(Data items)
[START]
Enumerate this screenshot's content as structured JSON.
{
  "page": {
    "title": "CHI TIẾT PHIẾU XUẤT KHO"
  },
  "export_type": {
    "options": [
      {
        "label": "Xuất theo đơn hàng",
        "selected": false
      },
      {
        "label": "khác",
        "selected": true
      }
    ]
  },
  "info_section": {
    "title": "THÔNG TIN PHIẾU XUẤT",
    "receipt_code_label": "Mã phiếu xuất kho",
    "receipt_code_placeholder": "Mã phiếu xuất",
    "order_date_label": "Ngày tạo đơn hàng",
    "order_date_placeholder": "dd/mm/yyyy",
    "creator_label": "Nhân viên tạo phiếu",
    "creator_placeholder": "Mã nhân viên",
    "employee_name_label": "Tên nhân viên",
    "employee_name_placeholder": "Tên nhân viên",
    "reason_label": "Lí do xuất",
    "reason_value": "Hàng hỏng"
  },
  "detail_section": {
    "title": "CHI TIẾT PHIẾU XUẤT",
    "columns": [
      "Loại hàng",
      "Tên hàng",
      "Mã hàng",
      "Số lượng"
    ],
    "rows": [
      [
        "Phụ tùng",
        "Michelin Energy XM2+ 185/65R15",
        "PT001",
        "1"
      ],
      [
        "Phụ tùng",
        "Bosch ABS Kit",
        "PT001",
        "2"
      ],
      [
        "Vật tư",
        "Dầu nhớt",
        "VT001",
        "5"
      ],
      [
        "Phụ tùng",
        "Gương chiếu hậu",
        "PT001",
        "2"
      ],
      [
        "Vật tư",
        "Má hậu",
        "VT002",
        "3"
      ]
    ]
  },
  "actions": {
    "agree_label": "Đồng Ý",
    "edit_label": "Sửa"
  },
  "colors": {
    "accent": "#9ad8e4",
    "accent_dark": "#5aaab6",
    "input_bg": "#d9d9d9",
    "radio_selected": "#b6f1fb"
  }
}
[END]
● **Request**
Return all of the entries word for word.

● **Result for this exercise**
Enumerate this screenshot's content as structured JSON.
{
  "page": {
    "title": "CHI TIẾT PHIẾU XUẤT KHO"
  },
  "export_type": {
    "options": [
      {
        "label": "Xuất theo đơn hàng",
        "selected": false
      },
      {
        "label": "khác",
        "selected": true
      }
    ]
  },
  "info_section": {
    "title": "THÔNG TIN PHIẾU XUẤT",
    "receipt_code_label": "Mã phiếu xuất kho",
    "receipt_code_placeholder": "Mã phiếu xuất",
    "order_date_label": "Ngày tạo đơn hàng",
    "order_date_placeholder": "dd/mm/yyyy",
    "creator_label": "Nhân viên tạo phiếu",
    "creator_placeholder": "Mã nhân viên",
    "employee_name_label": "Tên nhân viên",
    "employee_name_placeholder": "Tên nhân viên",
    "reason_label": "Lí do xuất",
    "reason_value": "Hàng hỏng"
  },
  "detail_section": {
    "title": "CHI TIẾT PHIẾU XUẤT",
    "columns": [
      "Loại hàng",
      "Tên hàng",
      "Mã hàng",
      "Số lượng"
    ],
    "rows": [
      [
        "Phụ tùng",
        "Michelin Energy XM2+ 185/65R15",
        "PT001",
        "1"
      ],
      [
        "Phụ tùng",
        "Bosch ABS Kit",
        "PT001",
        "2"
      ],
      [
        "Vật tư",
        "Dầu nhớt",
        "VT001",
        "5"
      ],
      [
        "Phụ tùng",
        "Gương chiếu hậu",
        "PT001",
        "2"
      ],
      [
        "Vật tư",
        "Má hậu",
        "VT002",
        "3"
      ]
    ]
  },
  "actions": {
    "agree_label": "Đồng Ý",
    "edit_label": "Sửa"
  },
  "colors": {
    "accent": "#9ad8e4",
    "accent_dark": "#5aaab6",
    "input_bg": "#d9d9d9",
    "radio_selected": "#b6f1fb"
  }
}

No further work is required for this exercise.